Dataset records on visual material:
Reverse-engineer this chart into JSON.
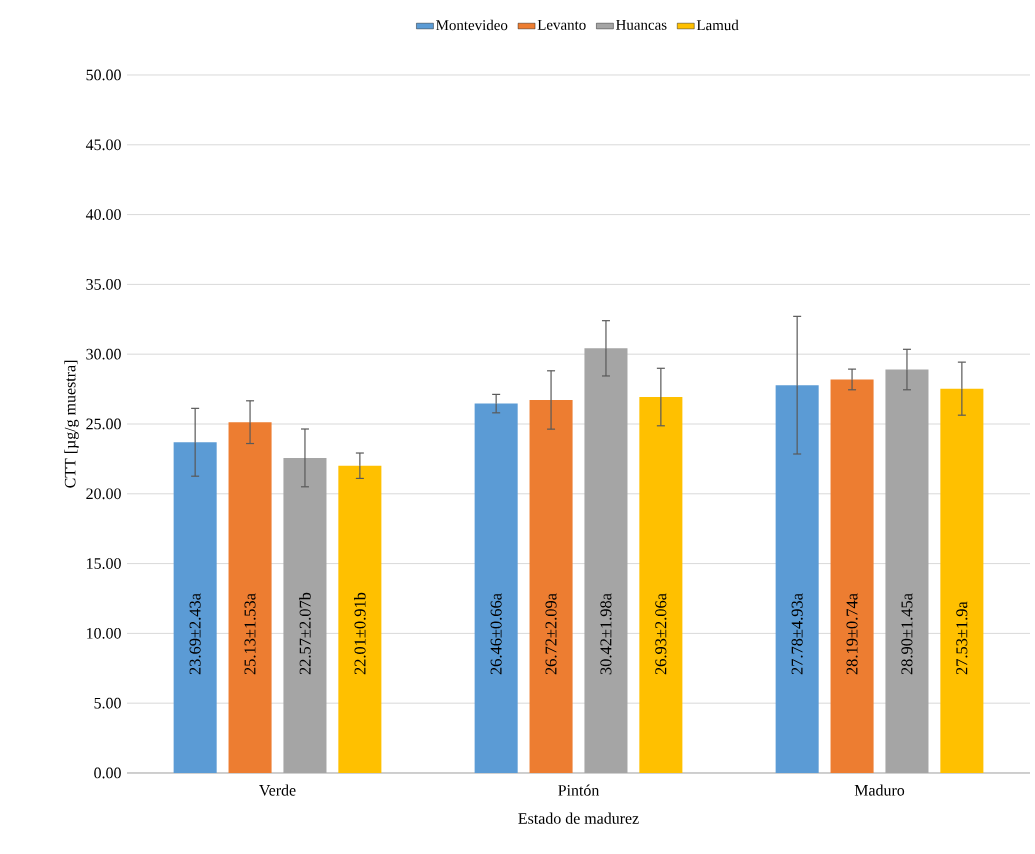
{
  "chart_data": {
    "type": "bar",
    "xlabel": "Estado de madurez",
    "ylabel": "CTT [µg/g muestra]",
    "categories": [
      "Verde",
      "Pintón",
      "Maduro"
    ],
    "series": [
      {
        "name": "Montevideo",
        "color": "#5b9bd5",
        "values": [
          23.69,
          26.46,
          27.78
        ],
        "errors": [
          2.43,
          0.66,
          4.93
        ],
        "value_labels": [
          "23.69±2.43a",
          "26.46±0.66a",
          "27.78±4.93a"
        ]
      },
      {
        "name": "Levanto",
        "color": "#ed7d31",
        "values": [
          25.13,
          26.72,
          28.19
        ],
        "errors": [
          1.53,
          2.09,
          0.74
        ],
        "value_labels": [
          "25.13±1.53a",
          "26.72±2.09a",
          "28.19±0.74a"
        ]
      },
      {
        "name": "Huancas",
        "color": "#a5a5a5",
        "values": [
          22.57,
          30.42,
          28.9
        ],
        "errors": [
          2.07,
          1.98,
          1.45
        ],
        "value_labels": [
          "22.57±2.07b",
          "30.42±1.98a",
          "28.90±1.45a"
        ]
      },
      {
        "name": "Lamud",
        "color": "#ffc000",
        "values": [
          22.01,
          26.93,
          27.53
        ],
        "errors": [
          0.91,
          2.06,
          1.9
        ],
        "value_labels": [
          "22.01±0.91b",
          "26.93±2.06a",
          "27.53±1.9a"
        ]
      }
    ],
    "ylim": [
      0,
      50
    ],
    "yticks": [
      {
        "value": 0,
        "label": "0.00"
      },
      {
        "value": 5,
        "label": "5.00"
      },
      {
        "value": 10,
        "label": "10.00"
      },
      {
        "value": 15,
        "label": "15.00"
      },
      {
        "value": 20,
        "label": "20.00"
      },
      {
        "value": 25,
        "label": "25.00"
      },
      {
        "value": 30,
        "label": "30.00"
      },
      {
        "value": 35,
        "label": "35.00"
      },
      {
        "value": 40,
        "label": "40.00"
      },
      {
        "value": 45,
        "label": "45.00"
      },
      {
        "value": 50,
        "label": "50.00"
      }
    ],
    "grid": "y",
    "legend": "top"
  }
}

▸ **To do**:
Reproduce the material word for word, minus the images.

▸ **Response to this exercise**:
Reverse-engineer this chart into JSON.
{
  "chart_data": {
    "type": "bar",
    "xlabel": "Estado de madurez",
    "ylabel": "CTT [µg/g muestra]",
    "categories": [
      "Verde",
      "Pintón",
      "Maduro"
    ],
    "series": [
      {
        "name": "Montevideo",
        "color": "#5b9bd5",
        "values": [
          23.69,
          26.46,
          27.78
        ],
        "errors": [
          2.43,
          0.66,
          4.93
        ],
        "value_labels": [
          "23.69±2.43a",
          "26.46±0.66a",
          "27.78±4.93a"
        ]
      },
      {
        "name": "Levanto",
        "color": "#ed7d31",
        "values": [
          25.13,
          26.72,
          28.19
        ],
        "errors": [
          1.53,
          2.09,
          0.74
        ],
        "value_labels": [
          "25.13±1.53a",
          "26.72±2.09a",
          "28.19±0.74a"
        ]
      },
      {
        "name": "Huancas",
        "color": "#a5a5a5",
        "values": [
          22.57,
          30.42,
          28.9
        ],
        "errors": [
          2.07,
          1.98,
          1.45
        ],
        "value_labels": [
          "22.57±2.07b",
          "30.42±1.98a",
          "28.90±1.45a"
        ]
      },
      {
        "name": "Lamud",
        "color": "#ffc000",
        "values": [
          22.01,
          26.93,
          27.53
        ],
        "errors": [
          0.91,
          2.06,
          1.9
        ],
        "value_labels": [
          "22.01±0.91b",
          "26.93±2.06a",
          "27.53±1.9a"
        ]
      }
    ],
    "ylim": [
      0,
      50
    ],
    "yticks": [
      {
        "value": 0,
        "label": "0.00"
      },
      {
        "value": 5,
        "label": "5.00"
      },
      {
        "value": 10,
        "label": "10.00"
      },
      {
        "value": 15,
        "label": "15.00"
      },
      {
        "value": 20,
        "label": "20.00"
      },
      {
        "value": 25,
        "label": "25.00"
      },
      {
        "value": 30,
        "label": "30.00"
      },
      {
        "value": 35,
        "label": "35.00"
      },
      {
        "value": 40,
        "label": "40.00"
      },
      {
        "value": 45,
        "label": "45.00"
      },
      {
        "value": 50,
        "label": "50.00"
      }
    ],
    "grid": "y",
    "legend": "top"
  }
}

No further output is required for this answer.